Take the listing and print it in full, exactly as given.

-- Records for this task --
*-*-*

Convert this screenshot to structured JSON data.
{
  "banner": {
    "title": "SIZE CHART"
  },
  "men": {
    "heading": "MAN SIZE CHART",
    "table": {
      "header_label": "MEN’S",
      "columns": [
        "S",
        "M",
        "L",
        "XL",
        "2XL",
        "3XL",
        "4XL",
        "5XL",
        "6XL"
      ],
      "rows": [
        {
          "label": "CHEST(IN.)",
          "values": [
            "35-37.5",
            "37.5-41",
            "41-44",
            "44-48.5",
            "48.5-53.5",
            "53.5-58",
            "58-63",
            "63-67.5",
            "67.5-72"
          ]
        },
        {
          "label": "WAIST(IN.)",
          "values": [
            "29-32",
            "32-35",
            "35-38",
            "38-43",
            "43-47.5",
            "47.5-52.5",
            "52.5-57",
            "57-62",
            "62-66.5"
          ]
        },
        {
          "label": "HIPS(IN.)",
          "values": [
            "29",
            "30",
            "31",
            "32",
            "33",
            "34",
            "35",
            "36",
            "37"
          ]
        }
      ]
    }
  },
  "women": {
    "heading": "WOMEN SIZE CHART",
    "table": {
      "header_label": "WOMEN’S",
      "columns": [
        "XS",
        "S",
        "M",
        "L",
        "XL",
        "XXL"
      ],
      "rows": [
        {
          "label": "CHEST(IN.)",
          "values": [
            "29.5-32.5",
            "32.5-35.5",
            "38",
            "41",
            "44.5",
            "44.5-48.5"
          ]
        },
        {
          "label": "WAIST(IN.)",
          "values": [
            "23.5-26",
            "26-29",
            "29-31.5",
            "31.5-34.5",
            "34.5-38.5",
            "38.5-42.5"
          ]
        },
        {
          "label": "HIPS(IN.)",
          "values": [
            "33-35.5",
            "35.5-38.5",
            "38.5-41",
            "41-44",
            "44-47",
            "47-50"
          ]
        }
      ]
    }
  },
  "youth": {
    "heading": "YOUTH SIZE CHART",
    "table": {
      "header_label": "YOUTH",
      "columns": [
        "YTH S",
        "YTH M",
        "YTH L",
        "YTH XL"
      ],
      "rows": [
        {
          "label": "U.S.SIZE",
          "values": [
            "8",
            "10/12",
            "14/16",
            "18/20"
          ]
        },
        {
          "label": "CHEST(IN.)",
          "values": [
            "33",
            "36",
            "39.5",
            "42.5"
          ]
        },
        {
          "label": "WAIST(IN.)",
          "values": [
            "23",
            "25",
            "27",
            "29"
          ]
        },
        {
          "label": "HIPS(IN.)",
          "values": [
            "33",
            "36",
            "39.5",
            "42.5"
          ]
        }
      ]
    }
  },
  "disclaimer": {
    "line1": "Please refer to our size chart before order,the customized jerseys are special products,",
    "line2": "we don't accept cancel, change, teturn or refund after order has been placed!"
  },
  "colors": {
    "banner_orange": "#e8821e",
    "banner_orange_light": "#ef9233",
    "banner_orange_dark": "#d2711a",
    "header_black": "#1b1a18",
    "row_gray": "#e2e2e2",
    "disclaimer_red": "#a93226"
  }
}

*-*-*

-- Reply to the task --
Convert this screenshot to structured JSON data.
{
  "banner": {
    "title": "SIZE CHART"
  },
  "men": {
    "heading": "MAN SIZE CHART",
    "table": {
      "header_label": "MEN’S",
      "columns": [
        "S",
        "M",
        "L",
        "XL",
        "2XL",
        "3XL",
        "4XL",
        "5XL",
        "6XL"
      ],
      "rows": [
        {
          "label": "CHEST(IN.)",
          "values": [
            "35-37.5",
            "37.5-41",
            "41-44",
            "44-48.5",
            "48.5-53.5",
            "53.5-58",
            "58-63",
            "63-67.5",
            "67.5-72"
          ]
        },
        {
          "label": "WAIST(IN.)",
          "values": [
            "29-32",
            "32-35",
            "35-38",
            "38-43",
            "43-47.5",
            "47.5-52.5",
            "52.5-57",
            "57-62",
            "62-66.5"
          ]
        },
        {
          "label": "HIPS(IN.)",
          "values": [
            "29",
            "30",
            "31",
            "32",
            "33",
            "34",
            "35",
            "36",
            "37"
          ]
        }
      ]
    }
  },
  "women": {
    "heading": "WOMEN SIZE CHART",
    "table": {
      "header_label": "WOMEN’S",
      "columns": [
        "XS",
        "S",
        "M",
        "L",
        "XL",
        "XXL"
      ],
      "rows": [
        {
          "label": "CHEST(IN.)",
          "values": [
            "29.5-32.5",
            "32.5-35.5",
            "38",
            "41",
            "44.5",
            "44.5-48.5"
          ]
        },
        {
          "label": "WAIST(IN.)",
          "values": [
            "23.5-26",
            "26-29",
            "29-31.5",
            "31.5-34.5",
            "34.5-38.5",
            "38.5-42.5"
          ]
        },
        {
          "label": "HIPS(IN.)",
          "values": [
            "33-35.5",
            "35.5-38.5",
            "38.5-41",
            "41-44",
            "44-47",
            "47-50"
          ]
        }
      ]
    }
  },
  "youth": {
    "heading": "YOUTH SIZE CHART",
    "table": {
      "header_label": "YOUTH",
      "columns": [
        "YTH S",
        "YTH M",
        "YTH L",
        "YTH XL"
      ],
      "rows": [
        {
          "label": "U.S.SIZE",
          "values": [
            "8",
            "10/12",
            "14/16",
            "18/20"
          ]
        },
        {
          "label": "CHEST(IN.)",
          "values": [
            "33",
            "36",
            "39.5",
            "42.5"
          ]
        },
        {
          "label": "WAIST(IN.)",
          "values": [
            "23",
            "25",
            "27",
            "29"
          ]
        },
        {
          "label": "HIPS(IN.)",
          "values": [
            "33",
            "36",
            "39.5",
            "42.5"
          ]
        }
      ]
    }
  },
  "disclaimer": {
    "line1": "Please refer to our size chart before order,the customized jerseys are special products,",
    "line2": "we don't accept cancel, change, teturn or refund after order has been placed!"
  },
  "colors": {
    "banner_orange": "#e8821e",
    "banner_orange_light": "#ef9233",
    "banner_orange_dark": "#d2711a",
    "header_black": "#1b1a18",
    "row_gray": "#e2e2e2",
    "disclaimer_red": "#a93226"
  }
}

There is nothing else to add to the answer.